[WRITTEN PROBLEM]: Without the pictures, return all of the material exactly as written.
[start INFORMATION SUPPLIED]
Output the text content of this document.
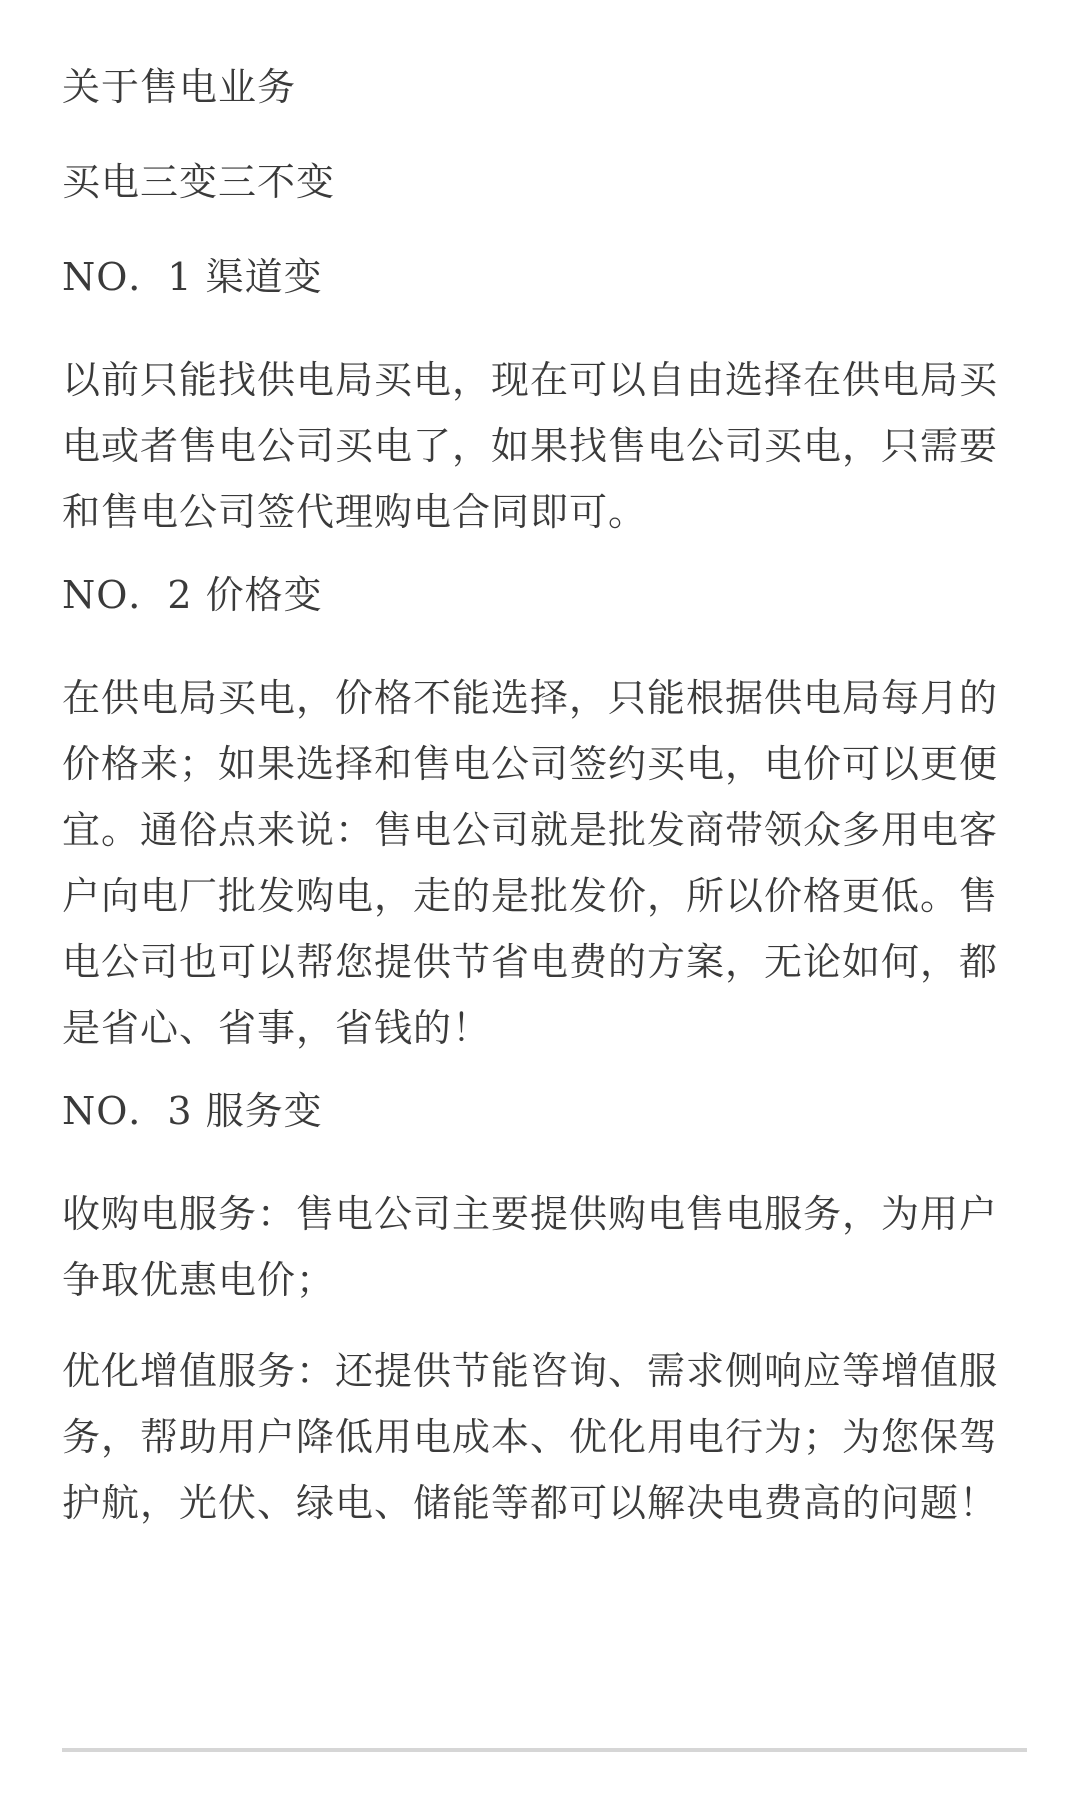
关于售电业务

买电三变三不变

NO．1 渠道变

以前只能找供电局买电，现在可以自由选择在供电局买电或者售电公司买电了，如果找售电公司买电，只需要和售电公司签代理购电合同即可。

NO．2 价格变

在供电局买电，价格不能选择，只能根据供电局每月的价格来；如果选择和售电公司签约买电，电价可以更便宜。通俗点来说：售电公司就是批发商带领众多用电客户向电厂批发购电，走的是批发价，所以价格更低。售电公司也可以帮您提供节省电费的方案，无论如何，都是省心、省事，省钱的！

NO．3 服务变

收购电服务：售电公司主要提供购电售电服务，为用户争取优惠电价；

优化增值服务：还提供节能咨询、需求侧响应等增值服务，帮助用户降低用电成本、优化用电行为；为您保驾护航，光伏、绿电、储能等都可以解决电费高的问题！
[end INFORMATION SUPPLIED]
[RESULT]:
Output the text content of this document.
关于售电业务

买电三变三不变

NO．1 渠道变

以前只能找供电局买电，现在可以自由选择在供电局买电或者售电公司买电了，如果找售电公司买电，只需要和售电公司签代理购电合同即可。

NO．2 价格变

在供电局买电，价格不能选择，只能根据供电局每月的价格来；如果选择和售电公司签约买电，电价可以更便宜。通俗点来说：售电公司就是批发商带领众多用电客户向电厂批发购电，走的是批发价，所以价格更低。售电公司也可以帮您提供节省电费的方案，无论如何，都是省心、省事，省钱的！

NO．3 服务变

收购电服务：售电公司主要提供购电售电服务，为用户争取优惠电价；

优化增值服务：还提供节能咨询、需求侧响应等增值服务，帮助用户降低用电成本、优化用电行为；为您保驾护航，光伏、绿电、储能等都可以解决电费高的问题！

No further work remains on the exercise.